課題指示 >> 下の出典抜粋のうち「この週末 立憲民主の枝野前代」から「物理的にムリなんだし(笑)、市場だってどういう反応をするか判らない。」まで（両端を含む）を、「社民党」を「共産党」に置き換えて書き写すこと。

出典抜粋 >>

··········

特別な1日  

-Una Giornata Particolare,Parte2-

映画『パラレル・マザーズ』

 11月ももう半ば。時間が過ぎるのは早いですねー。

 この週末 立憲民主の枝野前代表が改めて『公約に消費税減税を入れたのは間違いだった』と自己批判しました。『消費税減税で政権がとれるのなら、とっくに社民党政権ができている』とも(笑)。

 全くその通りです。少子高齢化が進み、医療・介護財源が益々膨らむ日本の状況で簡単に減税なんかできるわけない。

 仮に減税を唱えて政権を取っても、すぐ行き詰るに決まってます。

 物理的にムリなんだし(笑)、市場だってどういう反応をするか判らない。
 今回の円安で為替介入のために日銀は僅か2か月で9兆円も外貨準備高を取り崩しました。

止まらない円安…それでも日銀の「外貨準備を減らす為替介入」はやりすぎ注意の理由(ビジネス+IT) - Yahoo!ニュース

こんなことを未来永劫続けるわけにもいかない。9月末の日本の外貨準備高は180兆円だそうです。

··········

データ抜粋 >>
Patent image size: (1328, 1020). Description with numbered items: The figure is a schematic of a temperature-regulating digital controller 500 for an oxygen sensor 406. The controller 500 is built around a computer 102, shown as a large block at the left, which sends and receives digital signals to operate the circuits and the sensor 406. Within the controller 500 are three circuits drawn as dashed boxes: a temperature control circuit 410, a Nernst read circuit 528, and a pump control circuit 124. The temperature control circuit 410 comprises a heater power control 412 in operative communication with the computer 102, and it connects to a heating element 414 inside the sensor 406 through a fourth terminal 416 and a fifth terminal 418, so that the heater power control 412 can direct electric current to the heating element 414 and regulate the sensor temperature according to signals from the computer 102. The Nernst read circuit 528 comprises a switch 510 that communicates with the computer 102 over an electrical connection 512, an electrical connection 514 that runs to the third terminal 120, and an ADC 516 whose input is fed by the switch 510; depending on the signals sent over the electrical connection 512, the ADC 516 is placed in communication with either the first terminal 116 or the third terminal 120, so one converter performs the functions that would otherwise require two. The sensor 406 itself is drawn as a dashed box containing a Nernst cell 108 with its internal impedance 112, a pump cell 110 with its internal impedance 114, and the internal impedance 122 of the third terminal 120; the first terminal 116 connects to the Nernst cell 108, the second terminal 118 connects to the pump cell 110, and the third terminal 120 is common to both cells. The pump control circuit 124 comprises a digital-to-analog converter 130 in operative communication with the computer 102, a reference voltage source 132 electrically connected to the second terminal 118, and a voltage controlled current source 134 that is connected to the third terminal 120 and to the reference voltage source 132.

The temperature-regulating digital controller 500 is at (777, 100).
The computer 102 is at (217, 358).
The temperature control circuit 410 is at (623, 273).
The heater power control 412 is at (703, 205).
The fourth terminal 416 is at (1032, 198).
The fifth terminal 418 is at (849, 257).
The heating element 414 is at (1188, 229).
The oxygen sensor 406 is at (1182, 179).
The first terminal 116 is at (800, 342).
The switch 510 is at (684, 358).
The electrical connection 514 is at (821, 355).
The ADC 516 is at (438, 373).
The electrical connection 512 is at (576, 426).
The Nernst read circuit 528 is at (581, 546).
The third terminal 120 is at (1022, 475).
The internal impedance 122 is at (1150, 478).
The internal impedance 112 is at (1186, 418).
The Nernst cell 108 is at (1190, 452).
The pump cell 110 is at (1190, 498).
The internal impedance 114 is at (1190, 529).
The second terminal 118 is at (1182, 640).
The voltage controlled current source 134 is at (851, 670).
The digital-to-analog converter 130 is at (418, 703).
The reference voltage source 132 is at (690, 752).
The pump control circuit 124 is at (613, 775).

··········

本問の解答 >>
この週末 立憲民主の枝野前代表が改めて『公約に消費税減税を入れたのは間違いだった』と自己批判しました。『消費税減税で政権がとれるのなら、とっくに共産党政権ができている』とも(笑)。

 全くその通りです。少子高齢化が進み、医療・介護財源が益々膨らむ日本の状況で簡単に減税なんかできるわけない。

 仮に減税を唱えて政権を取っても、すぐ行き詰るに決まってます。

 物理的にムリなんだし(笑)、市場だってどういう反応をするか判らない。